◆ **Directions for this task**:
Reproduce all the entries exactly and keep the pictures out.

◆ **Data listing**:
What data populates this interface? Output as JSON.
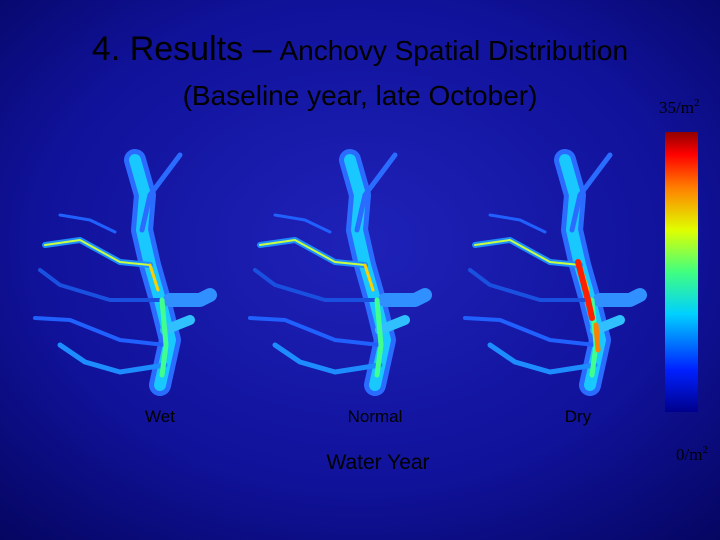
{
  "header": {
    "title_main": "4. Results –",
    "title_rest": "Anchovy Spatial Distribution",
    "subtitle": "(Baseline year, late October)"
  },
  "maps": [
    {
      "label": "Wet"
    },
    {
      "label": "Normal"
    },
    {
      "label": "Dry"
    }
  ],
  "axis_label": "Water Year",
  "colorbar": {
    "top": {
      "text": "35/m",
      "sup": "2"
    },
    "bottom": {
      "text": "0/m",
      "sup": "2"
    }
  }
}
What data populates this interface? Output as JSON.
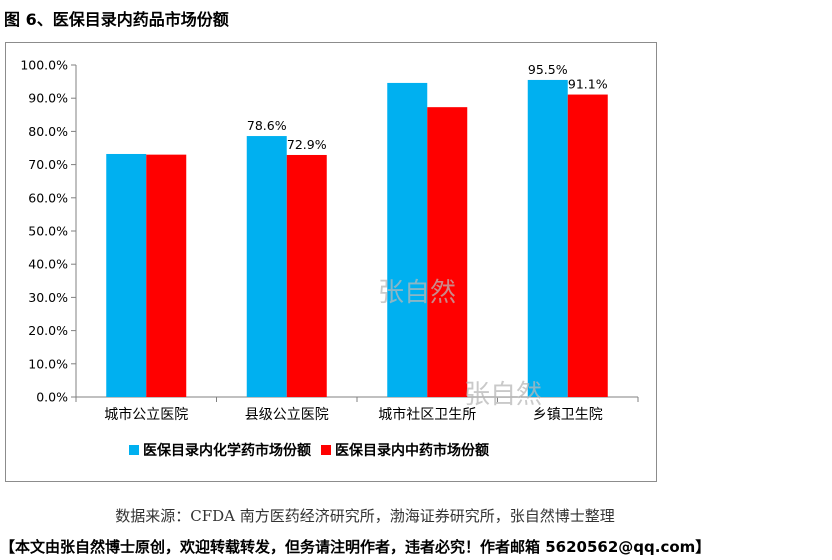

◆ **The result**:
What data populates this interface? Output as JSON.
{
  "header": {
    "title_main": "4. Results –",
    "title_rest": "Anchovy Spatial Distribution",
    "subtitle": "(Baseline year, late October)"
  },
  "maps": [
    {
      "label": "Wet"
    },
    {
      "label": "Normal"
    },
    {
      "label": "Dry"
    }
  ],
  "axis_label": "Water Year",
  "colorbar": {
    "top": {
      "text": "35/m",
      "sup": "2"
    },
    "bottom": {
      "text": "0/m",
      "sup": "2"
    }
  }
}
What data populates this interface? Output as JSON.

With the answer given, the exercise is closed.